● DATA TO USE
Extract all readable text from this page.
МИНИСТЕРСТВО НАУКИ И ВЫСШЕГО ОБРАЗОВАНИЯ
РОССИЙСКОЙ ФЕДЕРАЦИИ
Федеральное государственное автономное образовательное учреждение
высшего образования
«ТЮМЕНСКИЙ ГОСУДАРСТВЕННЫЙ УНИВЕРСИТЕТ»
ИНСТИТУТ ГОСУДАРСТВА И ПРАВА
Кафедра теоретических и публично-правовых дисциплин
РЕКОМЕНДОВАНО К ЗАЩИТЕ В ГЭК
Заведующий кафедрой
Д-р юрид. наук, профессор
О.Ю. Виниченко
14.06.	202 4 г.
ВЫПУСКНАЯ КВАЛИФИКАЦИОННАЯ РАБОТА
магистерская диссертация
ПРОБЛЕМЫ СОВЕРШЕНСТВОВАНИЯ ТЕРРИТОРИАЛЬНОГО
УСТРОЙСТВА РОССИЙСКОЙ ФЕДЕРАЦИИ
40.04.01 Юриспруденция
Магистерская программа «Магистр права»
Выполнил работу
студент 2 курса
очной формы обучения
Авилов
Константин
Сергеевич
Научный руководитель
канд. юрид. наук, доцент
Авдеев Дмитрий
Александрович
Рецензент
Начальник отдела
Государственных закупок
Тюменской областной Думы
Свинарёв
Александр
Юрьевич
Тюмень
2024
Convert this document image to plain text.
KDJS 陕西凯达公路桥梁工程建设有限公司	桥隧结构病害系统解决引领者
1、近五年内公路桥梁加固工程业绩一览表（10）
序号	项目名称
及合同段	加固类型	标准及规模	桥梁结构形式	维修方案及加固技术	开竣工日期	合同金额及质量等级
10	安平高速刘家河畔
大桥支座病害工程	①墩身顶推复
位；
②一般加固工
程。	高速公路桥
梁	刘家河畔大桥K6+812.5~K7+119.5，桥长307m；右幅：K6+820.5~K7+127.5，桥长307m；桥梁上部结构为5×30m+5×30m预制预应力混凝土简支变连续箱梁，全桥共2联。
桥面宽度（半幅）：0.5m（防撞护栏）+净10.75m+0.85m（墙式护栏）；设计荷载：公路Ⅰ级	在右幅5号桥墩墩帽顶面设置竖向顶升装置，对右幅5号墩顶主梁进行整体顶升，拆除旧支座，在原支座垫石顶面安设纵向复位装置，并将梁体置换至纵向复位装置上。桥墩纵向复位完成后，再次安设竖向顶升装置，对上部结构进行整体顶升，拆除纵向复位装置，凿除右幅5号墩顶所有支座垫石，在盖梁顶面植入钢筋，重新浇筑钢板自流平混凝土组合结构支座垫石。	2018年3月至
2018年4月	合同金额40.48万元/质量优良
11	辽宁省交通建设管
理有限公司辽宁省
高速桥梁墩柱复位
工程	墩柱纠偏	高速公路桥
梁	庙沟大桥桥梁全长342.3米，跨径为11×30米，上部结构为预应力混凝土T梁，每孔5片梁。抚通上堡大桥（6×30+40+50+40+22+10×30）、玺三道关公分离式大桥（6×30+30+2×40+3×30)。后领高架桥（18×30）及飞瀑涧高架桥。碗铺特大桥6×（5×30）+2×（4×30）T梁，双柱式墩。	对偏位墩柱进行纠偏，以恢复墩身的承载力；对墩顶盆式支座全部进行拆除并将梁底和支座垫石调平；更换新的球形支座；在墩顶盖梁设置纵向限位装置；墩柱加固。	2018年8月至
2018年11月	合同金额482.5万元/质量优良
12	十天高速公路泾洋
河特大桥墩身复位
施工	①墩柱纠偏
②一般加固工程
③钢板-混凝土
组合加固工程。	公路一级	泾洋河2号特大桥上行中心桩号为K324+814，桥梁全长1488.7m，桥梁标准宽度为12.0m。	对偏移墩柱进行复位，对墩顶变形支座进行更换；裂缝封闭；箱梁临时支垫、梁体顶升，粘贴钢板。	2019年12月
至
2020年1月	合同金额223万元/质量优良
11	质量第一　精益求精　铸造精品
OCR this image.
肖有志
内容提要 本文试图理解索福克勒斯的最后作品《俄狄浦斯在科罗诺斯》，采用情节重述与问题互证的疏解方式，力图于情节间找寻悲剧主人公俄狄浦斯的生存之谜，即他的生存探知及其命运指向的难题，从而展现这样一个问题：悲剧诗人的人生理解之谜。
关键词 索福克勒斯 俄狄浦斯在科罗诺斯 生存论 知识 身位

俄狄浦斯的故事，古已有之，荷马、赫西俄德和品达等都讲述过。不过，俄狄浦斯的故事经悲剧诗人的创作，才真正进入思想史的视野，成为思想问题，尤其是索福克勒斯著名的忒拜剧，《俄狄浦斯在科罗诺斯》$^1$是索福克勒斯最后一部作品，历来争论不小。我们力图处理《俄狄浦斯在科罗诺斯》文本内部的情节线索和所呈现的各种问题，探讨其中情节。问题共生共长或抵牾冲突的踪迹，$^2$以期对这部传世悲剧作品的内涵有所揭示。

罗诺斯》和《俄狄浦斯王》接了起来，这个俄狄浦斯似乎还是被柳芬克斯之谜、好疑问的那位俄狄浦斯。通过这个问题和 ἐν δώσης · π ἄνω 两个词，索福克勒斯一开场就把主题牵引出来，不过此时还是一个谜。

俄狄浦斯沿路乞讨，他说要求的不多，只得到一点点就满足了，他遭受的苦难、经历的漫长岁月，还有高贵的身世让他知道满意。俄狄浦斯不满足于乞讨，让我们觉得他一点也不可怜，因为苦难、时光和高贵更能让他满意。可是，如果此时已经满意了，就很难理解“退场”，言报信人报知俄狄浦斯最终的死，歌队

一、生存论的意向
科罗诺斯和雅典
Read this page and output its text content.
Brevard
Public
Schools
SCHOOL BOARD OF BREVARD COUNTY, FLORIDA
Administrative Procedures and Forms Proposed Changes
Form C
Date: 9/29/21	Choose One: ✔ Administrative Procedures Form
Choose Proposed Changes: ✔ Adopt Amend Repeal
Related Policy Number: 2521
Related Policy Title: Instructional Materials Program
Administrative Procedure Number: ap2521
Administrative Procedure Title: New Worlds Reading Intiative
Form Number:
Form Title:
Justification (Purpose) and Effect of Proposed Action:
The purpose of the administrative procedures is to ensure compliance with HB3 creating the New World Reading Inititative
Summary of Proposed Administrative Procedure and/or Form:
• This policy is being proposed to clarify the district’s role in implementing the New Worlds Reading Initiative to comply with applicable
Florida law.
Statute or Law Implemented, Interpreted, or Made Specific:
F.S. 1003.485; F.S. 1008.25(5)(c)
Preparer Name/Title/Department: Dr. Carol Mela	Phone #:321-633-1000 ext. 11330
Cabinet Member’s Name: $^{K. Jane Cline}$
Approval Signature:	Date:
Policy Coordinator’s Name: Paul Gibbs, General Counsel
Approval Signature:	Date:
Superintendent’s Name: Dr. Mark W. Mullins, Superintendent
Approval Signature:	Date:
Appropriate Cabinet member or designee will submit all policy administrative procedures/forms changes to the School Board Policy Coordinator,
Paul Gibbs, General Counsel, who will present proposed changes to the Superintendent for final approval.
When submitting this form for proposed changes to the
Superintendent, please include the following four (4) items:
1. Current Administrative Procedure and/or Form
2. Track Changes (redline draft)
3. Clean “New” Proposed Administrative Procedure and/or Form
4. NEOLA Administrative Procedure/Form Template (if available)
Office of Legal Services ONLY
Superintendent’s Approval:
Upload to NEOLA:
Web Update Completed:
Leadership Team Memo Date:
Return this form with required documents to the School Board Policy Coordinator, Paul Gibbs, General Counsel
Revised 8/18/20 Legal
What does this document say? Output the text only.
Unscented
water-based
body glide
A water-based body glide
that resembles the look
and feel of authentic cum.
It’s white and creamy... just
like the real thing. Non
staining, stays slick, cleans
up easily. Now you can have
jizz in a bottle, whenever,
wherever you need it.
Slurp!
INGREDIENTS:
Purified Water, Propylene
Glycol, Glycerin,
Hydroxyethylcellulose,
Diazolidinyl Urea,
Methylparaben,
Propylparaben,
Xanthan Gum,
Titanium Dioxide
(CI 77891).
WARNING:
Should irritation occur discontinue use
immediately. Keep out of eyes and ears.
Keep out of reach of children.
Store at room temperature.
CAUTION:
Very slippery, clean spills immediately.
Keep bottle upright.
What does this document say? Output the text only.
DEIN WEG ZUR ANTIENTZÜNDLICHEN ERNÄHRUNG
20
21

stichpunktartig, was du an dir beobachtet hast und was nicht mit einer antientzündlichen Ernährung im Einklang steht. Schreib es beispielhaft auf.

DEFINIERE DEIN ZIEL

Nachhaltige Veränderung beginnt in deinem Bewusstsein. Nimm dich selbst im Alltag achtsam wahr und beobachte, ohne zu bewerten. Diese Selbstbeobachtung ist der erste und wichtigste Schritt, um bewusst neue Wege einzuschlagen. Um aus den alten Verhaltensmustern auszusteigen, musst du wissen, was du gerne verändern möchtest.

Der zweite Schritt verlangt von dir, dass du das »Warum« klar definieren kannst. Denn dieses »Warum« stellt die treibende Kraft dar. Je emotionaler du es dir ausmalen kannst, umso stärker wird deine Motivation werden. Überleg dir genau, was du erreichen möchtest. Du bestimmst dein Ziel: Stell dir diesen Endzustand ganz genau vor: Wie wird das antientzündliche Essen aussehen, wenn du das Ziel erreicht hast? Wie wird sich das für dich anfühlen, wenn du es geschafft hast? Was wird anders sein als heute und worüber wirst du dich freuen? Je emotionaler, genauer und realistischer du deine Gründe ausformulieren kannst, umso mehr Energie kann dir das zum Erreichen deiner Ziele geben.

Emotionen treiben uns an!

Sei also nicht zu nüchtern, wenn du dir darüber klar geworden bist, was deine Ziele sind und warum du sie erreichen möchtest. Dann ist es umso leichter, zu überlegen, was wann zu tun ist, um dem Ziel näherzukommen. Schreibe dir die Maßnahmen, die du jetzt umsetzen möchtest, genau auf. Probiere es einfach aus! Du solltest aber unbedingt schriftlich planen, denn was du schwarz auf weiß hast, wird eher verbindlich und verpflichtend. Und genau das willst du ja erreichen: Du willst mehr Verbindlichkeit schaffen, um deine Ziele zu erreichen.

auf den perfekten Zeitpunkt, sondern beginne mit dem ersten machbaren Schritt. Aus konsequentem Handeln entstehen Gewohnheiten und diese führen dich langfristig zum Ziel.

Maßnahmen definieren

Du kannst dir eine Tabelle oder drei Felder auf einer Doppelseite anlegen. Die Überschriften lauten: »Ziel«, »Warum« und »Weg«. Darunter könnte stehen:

● SET PROBLEM
Return only those lines of the records that contain the string "ФЕДЕРАЦИИ".

● RESPONSE FOR THIS EXERCISE
РОССИЙСКОЙ ФЕДЕРАЦИИ
УСТРОЙСТВА РОССИЙСКОЙ ФЕДЕРАЦИИ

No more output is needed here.